Please rewrite the data as a numbered list, from its first line through the line containing "heatmap-pixel: [320, 130, 328, 138]", leaving out any blank lines.

#### [GIVEN DATA]
++++++++

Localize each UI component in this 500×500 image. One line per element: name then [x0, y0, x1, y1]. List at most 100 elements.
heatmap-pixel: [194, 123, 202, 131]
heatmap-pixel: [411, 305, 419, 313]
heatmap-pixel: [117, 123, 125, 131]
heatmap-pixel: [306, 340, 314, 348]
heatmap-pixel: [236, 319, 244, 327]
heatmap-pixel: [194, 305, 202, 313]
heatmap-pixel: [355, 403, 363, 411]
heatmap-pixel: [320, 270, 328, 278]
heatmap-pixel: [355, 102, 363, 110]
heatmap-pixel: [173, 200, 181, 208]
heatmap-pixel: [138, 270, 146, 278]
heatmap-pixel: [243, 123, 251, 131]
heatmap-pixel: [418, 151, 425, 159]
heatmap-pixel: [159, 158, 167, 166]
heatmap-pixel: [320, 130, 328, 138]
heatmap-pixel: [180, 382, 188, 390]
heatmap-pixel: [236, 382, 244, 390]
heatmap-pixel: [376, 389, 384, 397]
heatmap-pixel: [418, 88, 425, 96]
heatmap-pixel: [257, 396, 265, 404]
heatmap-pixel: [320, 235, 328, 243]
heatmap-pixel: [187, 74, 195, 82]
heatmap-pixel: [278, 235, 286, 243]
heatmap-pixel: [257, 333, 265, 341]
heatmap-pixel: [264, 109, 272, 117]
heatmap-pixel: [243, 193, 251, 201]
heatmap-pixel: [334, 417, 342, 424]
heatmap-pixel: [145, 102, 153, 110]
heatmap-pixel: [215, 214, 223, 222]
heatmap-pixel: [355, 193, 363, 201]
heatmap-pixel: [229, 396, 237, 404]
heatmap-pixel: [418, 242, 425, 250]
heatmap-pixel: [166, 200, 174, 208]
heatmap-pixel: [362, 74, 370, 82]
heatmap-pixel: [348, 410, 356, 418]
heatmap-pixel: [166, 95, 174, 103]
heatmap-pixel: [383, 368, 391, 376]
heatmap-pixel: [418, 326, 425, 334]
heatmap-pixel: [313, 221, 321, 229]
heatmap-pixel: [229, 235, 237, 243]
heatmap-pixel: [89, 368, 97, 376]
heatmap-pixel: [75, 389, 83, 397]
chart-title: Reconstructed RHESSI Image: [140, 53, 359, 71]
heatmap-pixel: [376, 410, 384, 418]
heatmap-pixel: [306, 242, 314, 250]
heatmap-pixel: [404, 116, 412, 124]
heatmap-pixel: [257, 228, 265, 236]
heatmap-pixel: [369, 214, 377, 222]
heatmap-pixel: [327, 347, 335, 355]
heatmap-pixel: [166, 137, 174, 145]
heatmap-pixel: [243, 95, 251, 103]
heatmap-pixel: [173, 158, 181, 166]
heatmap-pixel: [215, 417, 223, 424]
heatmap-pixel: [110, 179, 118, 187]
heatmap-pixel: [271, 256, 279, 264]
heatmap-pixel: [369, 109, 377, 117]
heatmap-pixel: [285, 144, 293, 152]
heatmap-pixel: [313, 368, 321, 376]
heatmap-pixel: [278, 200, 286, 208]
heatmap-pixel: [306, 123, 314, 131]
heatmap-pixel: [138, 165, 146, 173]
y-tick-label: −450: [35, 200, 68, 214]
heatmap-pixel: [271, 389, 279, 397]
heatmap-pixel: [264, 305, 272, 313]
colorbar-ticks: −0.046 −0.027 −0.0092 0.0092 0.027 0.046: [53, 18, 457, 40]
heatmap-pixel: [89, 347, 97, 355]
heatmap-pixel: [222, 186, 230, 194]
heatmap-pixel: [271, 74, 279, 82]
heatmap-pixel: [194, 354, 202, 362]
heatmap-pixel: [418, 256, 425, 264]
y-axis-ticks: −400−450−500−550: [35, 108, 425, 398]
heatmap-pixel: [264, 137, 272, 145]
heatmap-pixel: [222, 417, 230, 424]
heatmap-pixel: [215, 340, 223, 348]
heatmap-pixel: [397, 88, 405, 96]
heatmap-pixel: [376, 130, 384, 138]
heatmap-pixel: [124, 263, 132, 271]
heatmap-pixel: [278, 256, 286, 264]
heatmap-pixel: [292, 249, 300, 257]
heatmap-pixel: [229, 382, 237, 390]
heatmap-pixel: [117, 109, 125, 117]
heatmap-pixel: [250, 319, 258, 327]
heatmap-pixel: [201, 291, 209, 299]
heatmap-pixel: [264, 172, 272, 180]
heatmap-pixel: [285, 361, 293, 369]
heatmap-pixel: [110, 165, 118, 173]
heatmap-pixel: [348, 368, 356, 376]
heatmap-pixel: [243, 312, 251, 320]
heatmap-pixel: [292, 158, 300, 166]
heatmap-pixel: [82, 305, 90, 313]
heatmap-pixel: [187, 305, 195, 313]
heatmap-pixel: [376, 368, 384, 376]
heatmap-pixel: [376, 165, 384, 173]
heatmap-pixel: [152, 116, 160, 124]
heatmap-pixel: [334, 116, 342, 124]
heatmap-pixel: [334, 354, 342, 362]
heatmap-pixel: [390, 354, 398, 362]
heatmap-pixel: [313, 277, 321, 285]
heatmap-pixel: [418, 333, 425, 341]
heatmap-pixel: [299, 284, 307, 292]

++++++++

#### [RESPONSE TO THIS TASK]
1. Localize each UI component in this 500×500 image. One line per element: name then [x0, y0, x1, y1]. List at most 100 elements.
2. heatmap-pixel: [194, 123, 202, 131]
3. heatmap-pixel: [411, 305, 419, 313]
4. heatmap-pixel: [117, 123, 125, 131]
5. heatmap-pixel: [306, 340, 314, 348]
6. heatmap-pixel: [236, 319, 244, 327]
7. heatmap-pixel: [194, 305, 202, 313]
8. heatmap-pixel: [355, 403, 363, 411]
9. heatmap-pixel: [320, 270, 328, 278]
10. heatmap-pixel: [355, 102, 363, 110]
11. heatmap-pixel: [173, 200, 181, 208]
12. heatmap-pixel: [138, 270, 146, 278]
13. heatmap-pixel: [243, 123, 251, 131]
14. heatmap-pixel: [418, 151, 425, 159]
15. heatmap-pixel: [159, 158, 167, 166]
16. heatmap-pixel: [320, 130, 328, 138]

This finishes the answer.